Some records

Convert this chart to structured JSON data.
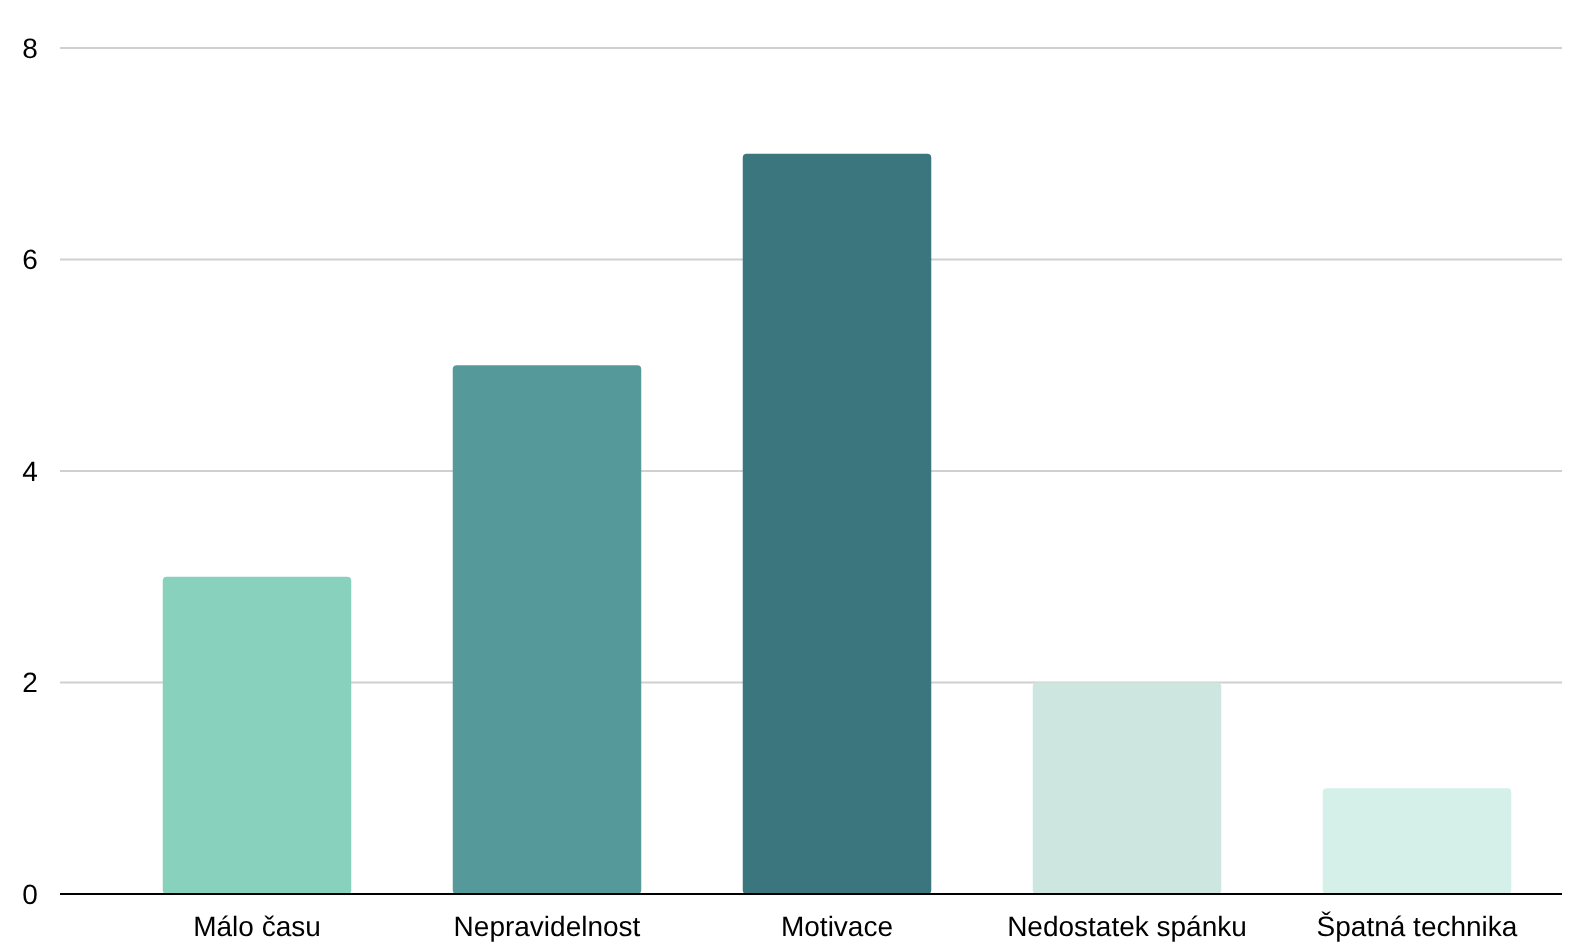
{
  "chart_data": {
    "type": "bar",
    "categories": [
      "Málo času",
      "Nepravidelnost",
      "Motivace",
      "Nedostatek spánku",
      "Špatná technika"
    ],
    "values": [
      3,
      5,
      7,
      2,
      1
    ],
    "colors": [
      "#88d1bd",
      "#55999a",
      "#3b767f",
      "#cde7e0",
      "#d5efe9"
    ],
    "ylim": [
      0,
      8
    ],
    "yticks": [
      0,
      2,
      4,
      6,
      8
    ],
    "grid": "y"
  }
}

==

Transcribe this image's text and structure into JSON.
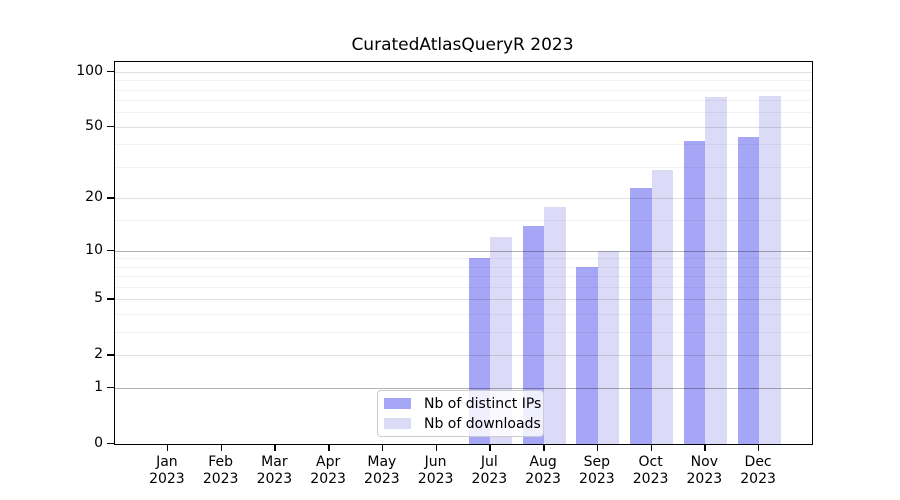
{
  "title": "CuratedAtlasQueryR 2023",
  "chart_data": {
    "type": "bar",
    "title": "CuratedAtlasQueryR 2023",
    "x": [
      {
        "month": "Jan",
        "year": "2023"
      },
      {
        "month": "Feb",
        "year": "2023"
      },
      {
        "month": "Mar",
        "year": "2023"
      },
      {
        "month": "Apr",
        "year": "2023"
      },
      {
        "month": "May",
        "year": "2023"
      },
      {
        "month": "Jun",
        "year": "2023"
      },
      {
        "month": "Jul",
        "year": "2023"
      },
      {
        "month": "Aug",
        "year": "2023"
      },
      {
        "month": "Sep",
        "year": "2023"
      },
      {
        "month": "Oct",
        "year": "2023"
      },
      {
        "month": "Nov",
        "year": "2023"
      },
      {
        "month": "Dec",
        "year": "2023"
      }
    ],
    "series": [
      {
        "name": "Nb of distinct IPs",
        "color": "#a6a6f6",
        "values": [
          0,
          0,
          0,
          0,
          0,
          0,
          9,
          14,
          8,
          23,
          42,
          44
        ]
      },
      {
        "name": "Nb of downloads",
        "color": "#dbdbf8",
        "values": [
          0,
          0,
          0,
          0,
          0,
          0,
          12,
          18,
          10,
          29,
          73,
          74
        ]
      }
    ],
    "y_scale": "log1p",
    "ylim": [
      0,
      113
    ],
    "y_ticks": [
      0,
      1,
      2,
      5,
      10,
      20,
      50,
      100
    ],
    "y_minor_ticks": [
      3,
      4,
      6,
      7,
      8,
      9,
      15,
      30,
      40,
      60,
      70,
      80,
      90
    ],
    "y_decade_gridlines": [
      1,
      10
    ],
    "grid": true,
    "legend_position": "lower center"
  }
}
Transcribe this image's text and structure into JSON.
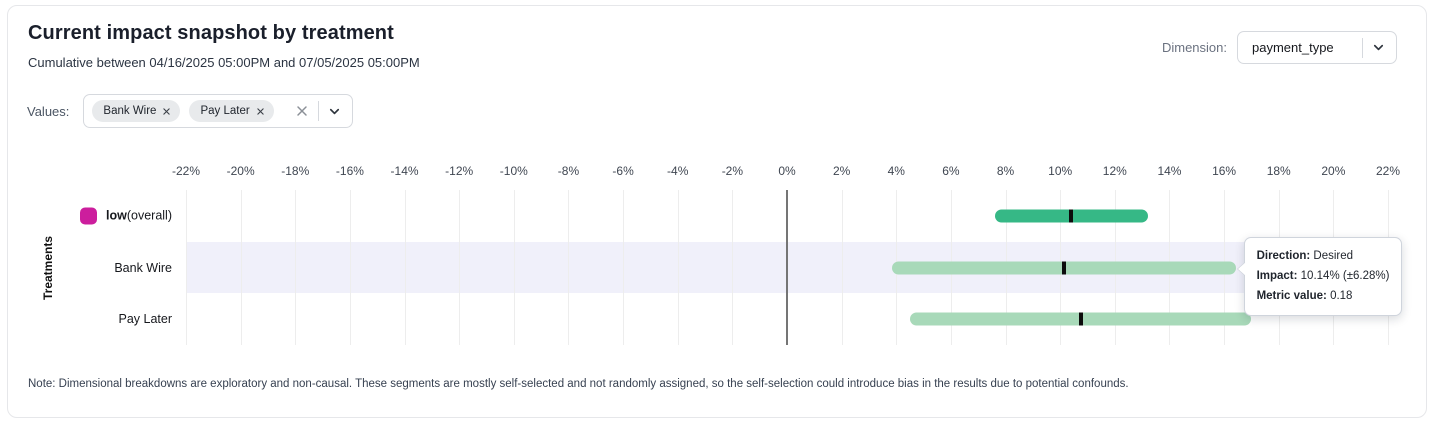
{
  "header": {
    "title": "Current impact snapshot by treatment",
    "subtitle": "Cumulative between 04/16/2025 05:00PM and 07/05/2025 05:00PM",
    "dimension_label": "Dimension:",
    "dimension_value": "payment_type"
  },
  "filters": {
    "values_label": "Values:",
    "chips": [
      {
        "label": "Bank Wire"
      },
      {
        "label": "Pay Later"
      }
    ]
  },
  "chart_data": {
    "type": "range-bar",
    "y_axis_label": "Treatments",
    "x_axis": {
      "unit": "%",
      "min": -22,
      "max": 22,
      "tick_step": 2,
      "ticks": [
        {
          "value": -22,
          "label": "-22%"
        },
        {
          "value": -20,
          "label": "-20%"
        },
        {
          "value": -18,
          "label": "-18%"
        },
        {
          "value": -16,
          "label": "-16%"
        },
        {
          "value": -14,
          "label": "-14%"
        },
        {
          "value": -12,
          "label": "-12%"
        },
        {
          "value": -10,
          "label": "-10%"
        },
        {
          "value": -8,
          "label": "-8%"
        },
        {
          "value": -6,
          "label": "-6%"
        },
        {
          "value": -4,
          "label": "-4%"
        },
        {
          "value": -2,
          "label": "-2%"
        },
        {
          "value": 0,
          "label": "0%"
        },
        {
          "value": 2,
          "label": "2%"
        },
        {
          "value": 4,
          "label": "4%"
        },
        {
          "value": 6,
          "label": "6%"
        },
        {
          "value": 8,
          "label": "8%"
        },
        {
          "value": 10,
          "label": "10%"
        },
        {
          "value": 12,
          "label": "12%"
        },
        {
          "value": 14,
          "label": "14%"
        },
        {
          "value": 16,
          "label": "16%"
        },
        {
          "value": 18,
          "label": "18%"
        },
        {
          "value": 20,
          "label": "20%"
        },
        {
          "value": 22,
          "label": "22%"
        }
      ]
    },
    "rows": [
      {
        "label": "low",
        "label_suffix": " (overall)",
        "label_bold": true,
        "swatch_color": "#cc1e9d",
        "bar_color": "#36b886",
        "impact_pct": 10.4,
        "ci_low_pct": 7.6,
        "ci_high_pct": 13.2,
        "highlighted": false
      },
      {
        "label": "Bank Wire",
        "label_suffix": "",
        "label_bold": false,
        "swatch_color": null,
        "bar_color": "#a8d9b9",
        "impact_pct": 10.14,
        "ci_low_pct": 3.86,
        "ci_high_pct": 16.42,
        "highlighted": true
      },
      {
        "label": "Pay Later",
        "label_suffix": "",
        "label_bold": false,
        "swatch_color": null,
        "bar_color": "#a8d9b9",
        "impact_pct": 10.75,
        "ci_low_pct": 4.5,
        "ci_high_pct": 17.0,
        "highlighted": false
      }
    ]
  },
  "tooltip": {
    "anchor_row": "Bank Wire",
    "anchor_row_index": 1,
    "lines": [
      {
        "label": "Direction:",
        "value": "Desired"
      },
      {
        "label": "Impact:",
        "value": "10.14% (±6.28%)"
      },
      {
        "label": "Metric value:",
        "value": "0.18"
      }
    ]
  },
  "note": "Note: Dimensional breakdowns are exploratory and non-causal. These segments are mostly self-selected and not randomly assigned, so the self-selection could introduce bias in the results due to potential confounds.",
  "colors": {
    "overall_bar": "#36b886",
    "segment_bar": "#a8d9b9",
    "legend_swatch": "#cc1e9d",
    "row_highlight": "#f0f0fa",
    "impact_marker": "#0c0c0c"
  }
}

**The task**
Out of the material above, select every line that holds the string "Wire".

**Solution to this exercise**
        "label": "Bank Wire"
        "label": "Bank Wire",
    "anchor_row": "Bank Wire",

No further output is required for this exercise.